■ Entries ■
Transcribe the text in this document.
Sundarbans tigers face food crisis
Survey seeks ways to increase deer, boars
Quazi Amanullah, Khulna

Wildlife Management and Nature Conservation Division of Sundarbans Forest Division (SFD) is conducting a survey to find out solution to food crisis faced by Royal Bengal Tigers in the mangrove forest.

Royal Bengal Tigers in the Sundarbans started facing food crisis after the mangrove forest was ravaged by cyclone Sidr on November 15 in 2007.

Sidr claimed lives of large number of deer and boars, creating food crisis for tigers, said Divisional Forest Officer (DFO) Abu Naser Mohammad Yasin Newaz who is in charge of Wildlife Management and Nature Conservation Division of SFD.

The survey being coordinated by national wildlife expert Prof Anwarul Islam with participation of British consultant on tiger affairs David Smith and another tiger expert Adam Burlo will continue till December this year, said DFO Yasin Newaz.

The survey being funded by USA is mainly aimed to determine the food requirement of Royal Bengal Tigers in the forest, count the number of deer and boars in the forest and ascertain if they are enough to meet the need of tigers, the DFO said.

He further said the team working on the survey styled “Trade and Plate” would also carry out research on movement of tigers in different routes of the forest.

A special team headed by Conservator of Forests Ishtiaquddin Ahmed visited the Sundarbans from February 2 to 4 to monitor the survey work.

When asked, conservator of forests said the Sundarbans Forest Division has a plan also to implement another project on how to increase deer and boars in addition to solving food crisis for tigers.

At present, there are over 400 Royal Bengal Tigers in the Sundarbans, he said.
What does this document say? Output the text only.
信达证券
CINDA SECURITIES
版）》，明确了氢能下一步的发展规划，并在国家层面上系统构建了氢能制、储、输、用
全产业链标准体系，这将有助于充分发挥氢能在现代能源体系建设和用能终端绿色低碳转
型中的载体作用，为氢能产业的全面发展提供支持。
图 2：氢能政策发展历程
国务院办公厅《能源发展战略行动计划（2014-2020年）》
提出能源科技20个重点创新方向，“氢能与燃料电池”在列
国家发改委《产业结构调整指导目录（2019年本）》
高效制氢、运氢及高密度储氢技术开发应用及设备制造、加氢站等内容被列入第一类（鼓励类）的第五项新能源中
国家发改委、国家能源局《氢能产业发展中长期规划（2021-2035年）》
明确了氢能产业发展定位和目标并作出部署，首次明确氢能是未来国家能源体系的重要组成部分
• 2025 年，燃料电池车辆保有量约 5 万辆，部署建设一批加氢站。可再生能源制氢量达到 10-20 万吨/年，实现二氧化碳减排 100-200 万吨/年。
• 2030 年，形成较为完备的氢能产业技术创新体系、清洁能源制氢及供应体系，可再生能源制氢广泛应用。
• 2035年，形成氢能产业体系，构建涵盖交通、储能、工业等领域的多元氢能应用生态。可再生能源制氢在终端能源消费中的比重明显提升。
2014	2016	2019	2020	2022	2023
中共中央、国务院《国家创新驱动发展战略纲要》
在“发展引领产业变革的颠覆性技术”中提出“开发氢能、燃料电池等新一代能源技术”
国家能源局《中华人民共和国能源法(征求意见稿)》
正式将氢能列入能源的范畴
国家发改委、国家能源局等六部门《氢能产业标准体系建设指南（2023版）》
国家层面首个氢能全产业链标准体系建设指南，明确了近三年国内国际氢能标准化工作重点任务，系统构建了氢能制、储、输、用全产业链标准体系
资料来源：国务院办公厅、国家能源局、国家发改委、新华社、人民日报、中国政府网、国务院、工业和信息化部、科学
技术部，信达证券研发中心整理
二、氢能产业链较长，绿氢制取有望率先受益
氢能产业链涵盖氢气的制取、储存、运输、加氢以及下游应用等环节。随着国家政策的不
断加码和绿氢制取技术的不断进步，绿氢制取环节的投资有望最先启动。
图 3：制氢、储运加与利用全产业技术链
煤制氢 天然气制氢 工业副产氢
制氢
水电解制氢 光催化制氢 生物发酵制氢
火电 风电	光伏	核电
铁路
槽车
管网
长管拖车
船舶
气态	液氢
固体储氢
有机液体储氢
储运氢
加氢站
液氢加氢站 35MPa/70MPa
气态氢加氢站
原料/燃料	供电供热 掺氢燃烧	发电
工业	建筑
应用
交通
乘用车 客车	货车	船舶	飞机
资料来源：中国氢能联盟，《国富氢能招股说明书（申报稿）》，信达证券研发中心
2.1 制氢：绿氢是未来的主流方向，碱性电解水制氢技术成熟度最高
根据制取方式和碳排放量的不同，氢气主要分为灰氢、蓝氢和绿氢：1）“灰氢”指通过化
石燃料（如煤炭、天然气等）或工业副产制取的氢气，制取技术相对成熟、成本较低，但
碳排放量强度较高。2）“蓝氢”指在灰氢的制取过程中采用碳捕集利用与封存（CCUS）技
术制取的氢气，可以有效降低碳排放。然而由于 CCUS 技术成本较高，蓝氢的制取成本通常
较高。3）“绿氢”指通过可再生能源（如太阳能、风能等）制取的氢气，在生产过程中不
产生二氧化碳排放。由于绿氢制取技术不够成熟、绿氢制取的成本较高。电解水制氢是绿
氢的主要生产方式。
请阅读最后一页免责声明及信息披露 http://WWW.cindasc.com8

■ What is asked ■
From the records above, extract every entry exactly as given.

■ Task result ■
Transcribe the text in this document.
Sundarbans tigers face food crisis
Survey seeks ways to increase deer, boars
Quazi Amanullah, Khulna

Wildlife Management and Nature Conservation Division of Sundarbans Forest Division (SFD) is conducting a survey to find out solution to food crisis faced by Royal Bengal Tigers in the mangrove forest.

Royal Bengal Tigers in the Sundarbans started facing food crisis after the mangrove forest was ravaged by cyclone Sidr on November 15 in 2007.

Sidr claimed lives of large number of deer and boars, creating food crisis for tigers, said Divisional Forest Officer (DFO) Abu Naser Mohammad Yasin Newaz who is in charge of Wildlife Management and Nature Conservation Division of SFD.

The survey being coordinated by national wildlife expert Prof Anwarul Islam with participation of British consultant on tiger affairs David Smith and another tiger expert Adam Burlo will continue till December this year, said DFO Yasin Newaz.

The survey being funded by USA is mainly aimed to determine the food requirement of Royal Bengal Tigers in the forest, count the number of deer and boars in the forest and ascertain if they are enough to meet the need of tigers, the DFO said.

He further said the team working on the survey styled “Trade and Plate” would also carry out research on movement of tigers in different routes of the forest.

A special team headed by Conservator of Forests Ishtiaquddin Ahmed visited the Sundarbans from February 2 to 4 to monitor the survey work.

When asked, conservator of forests said the Sundarbans Forest Division has a plan also to implement another project on how to increase deer and boars in addition to solving food crisis for tigers.

At present, there are over 400 Royal Bengal Tigers in the Sundarbans, he said.
What does this document say? Output the text only.
信达证券
CINDA SECURITIES
版）》，明确了氢能下一步的发展规划，并在国家层面上系统构建了氢能制、储、输、用
全产业链标准体系，这将有助于充分发挥氢能在现代能源体系建设和用能终端绿色低碳转
型中的载体作用，为氢能产业的全面发展提供支持。
图 2：氢能政策发展历程
国务院办公厅《能源发展战略行动计划（2014-2020年）》
提出能源科技20个重点创新方向，“氢能与燃料电池”在列
国家发改委《产业结构调整指导目录（2019年本）》
高效制氢、运氢及高密度储氢技术开发应用及设备制造、加氢站等内容被列入第一类（鼓励类）的第五项新能源中
国家发改委、国家能源局《氢能产业发展中长期规划（2021-2035年）》
明确了氢能产业发展定位和目标并作出部署，首次明确氢能是未来国家能源体系的重要组成部分
• 2025 年，燃料电池车辆保有量约 5 万辆，部署建设一批加氢站。可再生能源制氢量达到 10-20 万吨/年，实现二氧化碳减排 100-200 万吨/年。
• 2030 年，形成较为完备的氢能产业技术创新体系、清洁能源制氢及供应体系，可再生能源制氢广泛应用。
• 2035年，形成氢能产业体系，构建涵盖交通、储能、工业等领域的多元氢能应用生态。可再生能源制氢在终端能源消费中的比重明显提升。
2014	2016	2019	2020	2022	2023
中共中央、国务院《国家创新驱动发展战略纲要》
在“发展引领产业变革的颠覆性技术”中提出“开发氢能、燃料电池等新一代能源技术”
国家能源局《中华人民共和国能源法(征求意见稿)》
正式将氢能列入能源的范畴
国家发改委、国家能源局等六部门《氢能产业标准体系建设指南（2023版）》
国家层面首个氢能全产业链标准体系建设指南，明确了近三年国内国际氢能标准化工作重点任务，系统构建了氢能制、储、输、用全产业链标准体系
资料来源：国务院办公厅、国家能源局、国家发改委、新华社、人民日报、中国政府网、国务院、工业和信息化部、科学
技术部，信达证券研发中心整理
二、氢能产业链较长，绿氢制取有望率先受益
氢能产业链涵盖氢气的制取、储存、运输、加氢以及下游应用等环节。随着国家政策的不
断加码和绿氢制取技术的不断进步，绿氢制取环节的投资有望最先启动。
图 3：制氢、储运加与利用全产业技术链
煤制氢 天然气制氢 工业副产氢
制氢
水电解制氢 光催化制氢 生物发酵制氢
火电 风电	光伏	核电
铁路
槽车
管网
长管拖车
船舶
气态	液氢
固体储氢
有机液体储氢
储运氢
加氢站
液氢加氢站 35MPa/70MPa
气态氢加氢站
原料/燃料	供电供热 掺氢燃烧	发电
工业	建筑
应用
交通
乘用车 客车	货车	船舶	飞机
资料来源：中国氢能联盟，《国富氢能招股说明书（申报稿）》，信达证券研发中心
2.1 制氢：绿氢是未来的主流方向，碱性电解水制氢技术成熟度最高
根据制取方式和碳排放量的不同，氢气主要分为灰氢、蓝氢和绿氢：1）“灰氢”指通过化
石燃料（如煤炭、天然气等）或工业副产制取的氢气，制取技术相对成熟、成本较低，但
碳排放量强度较高。2）“蓝氢”指在灰氢的制取过程中采用碳捕集利用与封存（CCUS）技
术制取的氢气，可以有效降低碳排放。然而由于 CCUS 技术成本较高，蓝氢的制取成本通常
较高。3）“绿氢”指通过可再生能源（如太阳能、风能等）制取的氢气，在生产过程中不
产生二氧化碳排放。由于绿氢制取技术不够成熟、绿氢制取的成本较高。电解水制氢是绿
氢的主要生产方式。
请阅读最后一页免责声明及信息披露 http://WWW.cindasc.com8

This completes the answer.